TASK OBJECTIVE: Look through the lines below and extract any with the word "name".

+++ SUPPLIED RECORDS +++

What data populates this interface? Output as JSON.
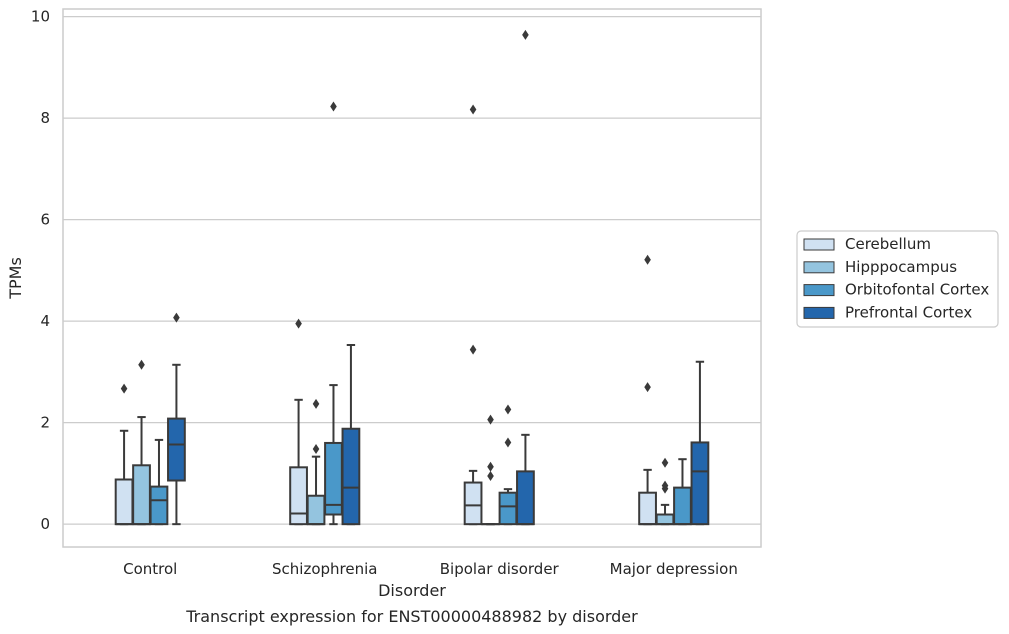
{
  "caption": "Transcript expression for ENST00000488982 by disorder",
  "chart_data": {
    "type": "box",
    "xlabel": "Disorder",
    "ylabel": "TPMs",
    "ylim": [
      -0.45,
      10.15
    ],
    "yticks": [
      0,
      2,
      4,
      6,
      8,
      10
    ],
    "grid": true,
    "legend_position": "right",
    "categories": [
      "Control",
      "Schizophrenia",
      "Bipolar disorder",
      "Major depression"
    ],
    "series": [
      {
        "name": "Cerebellum",
        "color": "#d0e1f2",
        "boxes": [
          {
            "whisker_low": 0,
            "q1": 0,
            "median": 0,
            "q3": 0.88,
            "whisker_high": 1.84,
            "outliers": [
              2.67
            ]
          },
          {
            "whisker_low": 0,
            "q1": 0,
            "median": 0.21,
            "q3": 1.12,
            "whisker_high": 2.45,
            "outliers": [
              3.95
            ]
          },
          {
            "whisker_low": 0,
            "q1": 0,
            "median": 0.37,
            "q3": 0.82,
            "whisker_high": 1.05,
            "outliers": [
              3.44,
              8.17
            ]
          },
          {
            "whisker_low": 0,
            "q1": 0,
            "median": 0,
            "q3": 0.62,
            "whisker_high": 1.07,
            "outliers": [
              2.7,
              5.21
            ]
          }
        ]
      },
      {
        "name": "Hipppocampus",
        "color": "#94c4df",
        "boxes": [
          {
            "whisker_low": 0,
            "q1": 0,
            "median": 0,
            "q3": 1.16,
            "whisker_high": 2.11,
            "outliers": [
              3.14
            ]
          },
          {
            "whisker_low": 0,
            "q1": 0,
            "median": 0,
            "q3": 0.56,
            "whisker_high": 1.33,
            "outliers": [
              1.48,
              2.37
            ]
          },
          {
            "whisker_low": 0,
            "q1": 0,
            "median": 0,
            "q3": 0,
            "whisker_high": 0,
            "outliers": [
              0.95,
              1.13,
              2.06
            ]
          },
          {
            "whisker_low": 0,
            "q1": 0,
            "median": 0,
            "q3": 0.19,
            "whisker_high": 0.38,
            "outliers": [
              0.7,
              0.76,
              1.21
            ]
          }
        ]
      },
      {
        "name": "Orbitofontal Cortex",
        "color": "#4a98c9",
        "boxes": [
          {
            "whisker_low": 0,
            "q1": 0,
            "median": 0.47,
            "q3": 0.74,
            "whisker_high": 1.66,
            "outliers": []
          },
          {
            "whisker_low": 0,
            "q1": 0.19,
            "median": 0.38,
            "q3": 1.6,
            "whisker_high": 2.74,
            "outliers": [
              8.23
            ]
          },
          {
            "whisker_low": 0,
            "q1": 0,
            "median": 0.35,
            "q3": 0.62,
            "whisker_high": 0.69,
            "outliers": [
              1.61,
              2.26
            ]
          },
          {
            "whisker_low": 0,
            "q1": 0,
            "median": 0,
            "q3": 0.72,
            "whisker_high": 1.28,
            "outliers": []
          }
        ]
      },
      {
        "name": "Prefrontal Cortex",
        "color": "#2366ac",
        "boxes": [
          {
            "whisker_low": 0,
            "q1": 0.86,
            "median": 1.57,
            "q3": 2.08,
            "whisker_high": 3.14,
            "outliers": [
              4.07
            ]
          },
          {
            "whisker_low": 0,
            "q1": 0,
            "median": 0.72,
            "q3": 1.88,
            "whisker_high": 3.53,
            "outliers": []
          },
          {
            "whisker_low": 0,
            "q1": 0,
            "median": 0,
            "q3": 1.04,
            "whisker_high": 1.76,
            "outliers": [
              9.64
            ]
          },
          {
            "whisker_low": 0,
            "q1": 0,
            "median": 1.04,
            "q3": 1.61,
            "whisker_high": 3.2,
            "outliers": []
          }
        ]
      }
    ]
  }
}
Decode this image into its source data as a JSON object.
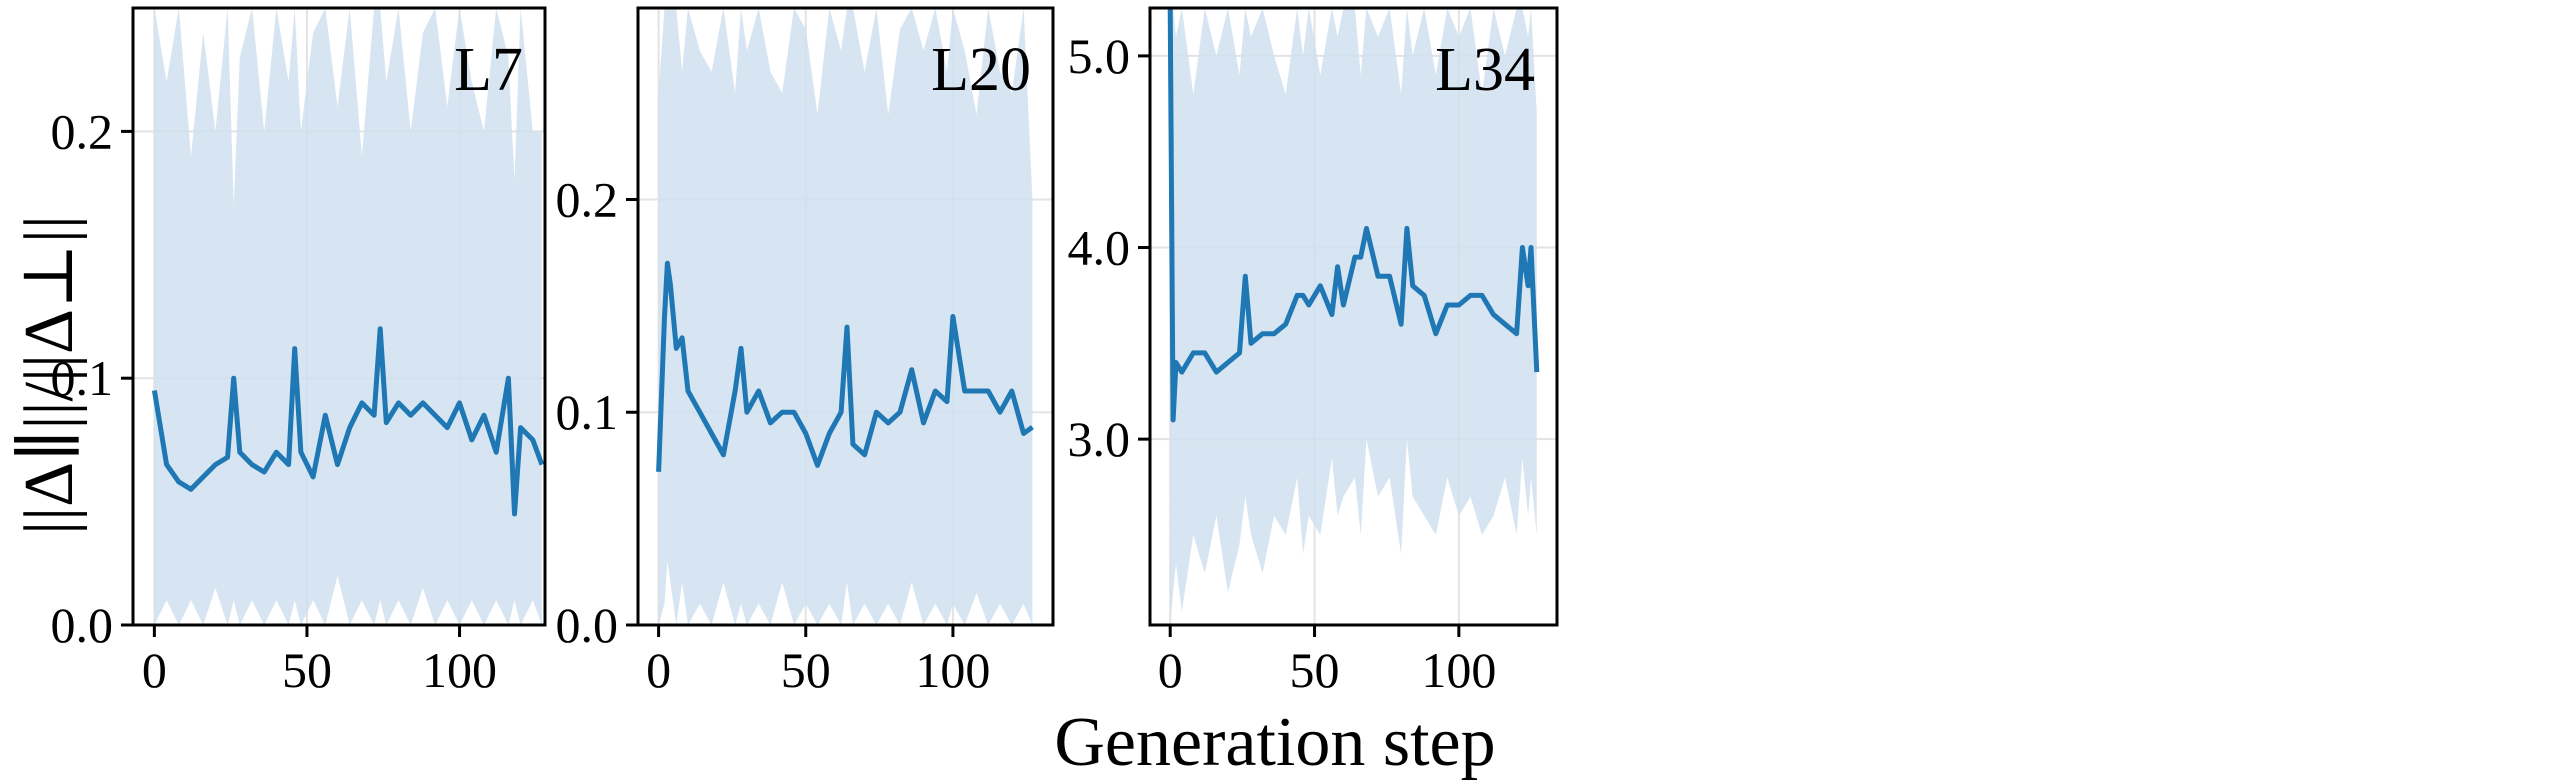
{
  "figure": {
    "ylabel": "||Δ∥||/||Δ⊥||",
    "xlabel": "Generation step"
  },
  "colors": {
    "line": "#1f77b4",
    "band": "#cfe1ef",
    "grid": "#e3e3e3",
    "frame": "#000000"
  },
  "chart_data": [
    {
      "type": "line",
      "panel_label": "L7",
      "xlim": [
        -7,
        128
      ],
      "ylim": [
        0,
        0.25
      ],
      "xticks": [
        0,
        50,
        100
      ],
      "yticks": [
        0.0,
        0.1,
        0.2
      ],
      "ytick_labels": [
        "0.0",
        "0.1",
        "0.2"
      ],
      "grid": true,
      "series": [
        {
          "x": [
            0,
            4,
            8,
            12,
            16,
            20,
            24,
            26,
            28,
            32,
            36,
            40,
            44,
            46,
            48,
            52,
            56,
            60,
            64,
            68,
            72,
            74,
            76,
            80,
            84,
            88,
            92,
            96,
            100,
            104,
            108,
            112,
            116,
            118,
            120,
            124,
            127
          ],
          "y": [
            0.095,
            0.065,
            0.058,
            0.055,
            0.06,
            0.065,
            0.068,
            0.1,
            0.07,
            0.065,
            0.062,
            0.07,
            0.065,
            0.112,
            0.07,
            0.06,
            0.085,
            0.065,
            0.08,
            0.09,
            0.085,
            0.12,
            0.082,
            0.09,
            0.085,
            0.09,
            0.085,
            0.08,
            0.09,
            0.075,
            0.085,
            0.07,
            0.1,
            0.045,
            0.08,
            0.075,
            0.065
          ],
          "band_upper": [
            0.25,
            0.22,
            0.25,
            0.19,
            0.24,
            0.2,
            0.25,
            0.17,
            0.23,
            0.25,
            0.2,
            0.25,
            0.22,
            0.25,
            0.2,
            0.24,
            0.25,
            0.21,
            0.25,
            0.19,
            0.25,
            0.25,
            0.22,
            0.25,
            0.2,
            0.24,
            0.25,
            0.21,
            0.25,
            0.22,
            0.2,
            0.25,
            0.23,
            0.18,
            0.25,
            0.2,
            0.2
          ],
          "band_lower": [
            0.0,
            0.01,
            0.0,
            0.01,
            0.0,
            0.015,
            0.0,
            0.01,
            0.0,
            0.01,
            0.0,
            0.01,
            0.0,
            0.01,
            0.0,
            0.01,
            0.0,
            0.02,
            0.0,
            0.01,
            0.0,
            0.01,
            0.0,
            0.01,
            0.0,
            0.015,
            0.0,
            0.01,
            0.0,
            0.01,
            0.0,
            0.01,
            0.0,
            0.01,
            0.0,
            0.01,
            0.0
          ]
        }
      ]
    },
    {
      "type": "line",
      "panel_label": "L20",
      "xlim": [
        -7,
        134
      ],
      "ylim": [
        0,
        0.29
      ],
      "xticks": [
        0,
        50,
        100
      ],
      "yticks": [
        0.0,
        0.1,
        0.2
      ],
      "ytick_labels": [
        "0.0",
        "0.1",
        "0.2"
      ],
      "grid": true,
      "series": [
        {
          "x": [
            0,
            2,
            3,
            4,
            6,
            8,
            10,
            14,
            18,
            22,
            26,
            28,
            30,
            34,
            38,
            42,
            46,
            50,
            54,
            58,
            62,
            64,
            66,
            70,
            74,
            78,
            82,
            86,
            90,
            94,
            98,
            100,
            104,
            108,
            112,
            116,
            120,
            124,
            127
          ],
          "y": [
            0.072,
            0.145,
            0.17,
            0.16,
            0.13,
            0.135,
            0.11,
            0.1,
            0.09,
            0.08,
            0.11,
            0.13,
            0.1,
            0.11,
            0.095,
            0.1,
            0.1,
            0.09,
            0.075,
            0.09,
            0.1,
            0.14,
            0.085,
            0.08,
            0.1,
            0.095,
            0.1,
            0.12,
            0.095,
            0.11,
            0.105,
            0.145,
            0.11,
            0.11,
            0.11,
            0.1,
            0.11,
            0.09,
            0.093
          ],
          "band_upper": [
            0.25,
            0.29,
            0.29,
            0.29,
            0.29,
            0.26,
            0.29,
            0.27,
            0.26,
            0.29,
            0.25,
            0.29,
            0.27,
            0.29,
            0.26,
            0.25,
            0.29,
            0.28,
            0.24,
            0.29,
            0.27,
            0.29,
            0.29,
            0.26,
            0.29,
            0.24,
            0.28,
            0.29,
            0.27,
            0.29,
            0.26,
            0.29,
            0.27,
            0.24,
            0.29,
            0.26,
            0.25,
            0.29,
            0.2
          ],
          "band_lower": [
            0.0,
            0.01,
            0.03,
            0.02,
            0.0,
            0.02,
            0.0,
            0.01,
            0.0,
            0.02,
            0.0,
            0.01,
            0.0,
            0.01,
            0.0,
            0.02,
            0.0,
            0.01,
            0.0,
            0.01,
            0.0,
            0.02,
            0.0,
            0.01,
            0.0,
            0.01,
            0.0,
            0.02,
            0.0,
            0.01,
            0.0,
            0.01,
            0.0,
            0.015,
            0.0,
            0.01,
            0.0,
            0.01,
            0.0
          ]
        }
      ]
    },
    {
      "type": "line",
      "panel_label": "L34",
      "xlim": [
        -7,
        134
      ],
      "ylim": [
        2.03,
        5.25
      ],
      "xticks": [
        0,
        50,
        100
      ],
      "yticks": [
        3.0,
        4.0,
        5.0
      ],
      "ytick_labels": [
        "3.0",
        "4.0",
        "5.0"
      ],
      "grid": true,
      "series": [
        {
          "x": [
            0,
            1,
            2,
            4,
            8,
            12,
            16,
            20,
            24,
            26,
            28,
            32,
            36,
            40,
            44,
            46,
            48,
            52,
            56,
            58,
            60,
            64,
            66,
            68,
            72,
            76,
            80,
            82,
            84,
            88,
            92,
            96,
            100,
            104,
            108,
            112,
            116,
            120,
            122,
            124,
            125,
            127
          ],
          "y": [
            5.25,
            3.1,
            3.4,
            3.35,
            3.45,
            3.45,
            3.35,
            3.4,
            3.45,
            3.85,
            3.5,
            3.55,
            3.55,
            3.6,
            3.75,
            3.75,
            3.7,
            3.8,
            3.65,
            3.9,
            3.7,
            3.95,
            3.95,
            4.1,
            3.85,
            3.85,
            3.6,
            4.1,
            3.8,
            3.75,
            3.55,
            3.7,
            3.7,
            3.75,
            3.75,
            3.65,
            3.6,
            3.55,
            4.0,
            3.8,
            4.0,
            3.35
          ],
          "band_upper": [
            5.25,
            5.25,
            5.1,
            5.25,
            4.8,
            5.25,
            5.0,
            5.25,
            4.9,
            5.25,
            5.1,
            5.25,
            5.0,
            4.8,
            5.25,
            5.0,
            5.25,
            4.9,
            5.25,
            5.1,
            5.25,
            5.25,
            4.9,
            5.25,
            5.1,
            5.25,
            4.8,
            5.25,
            5.0,
            5.25,
            4.9,
            5.25,
            5.1,
            5.25,
            4.8,
            5.25,
            5.0,
            5.25,
            5.25,
            5.1,
            5.25,
            4.7
          ],
          "band_lower": [
            2.03,
            2.2,
            2.35,
            2.1,
            2.5,
            2.3,
            2.6,
            2.2,
            2.45,
            2.7,
            2.5,
            2.3,
            2.6,
            2.5,
            2.8,
            2.4,
            2.6,
            2.5,
            2.9,
            2.6,
            2.7,
            2.8,
            2.5,
            3.0,
            2.7,
            2.8,
            2.4,
            3.0,
            2.7,
            2.6,
            2.5,
            2.8,
            2.6,
            2.7,
            2.5,
            2.6,
            2.8,
            2.5,
            2.9,
            2.6,
            2.8,
            2.5
          ]
        }
      ]
    }
  ]
}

+++

EXERCISE RESULT:
        "name": "Cerebellum",
        "name": "Hipppocampus",
        "name": "Orbitofontal Cortex",
        "name": "Prefrontal Cortex",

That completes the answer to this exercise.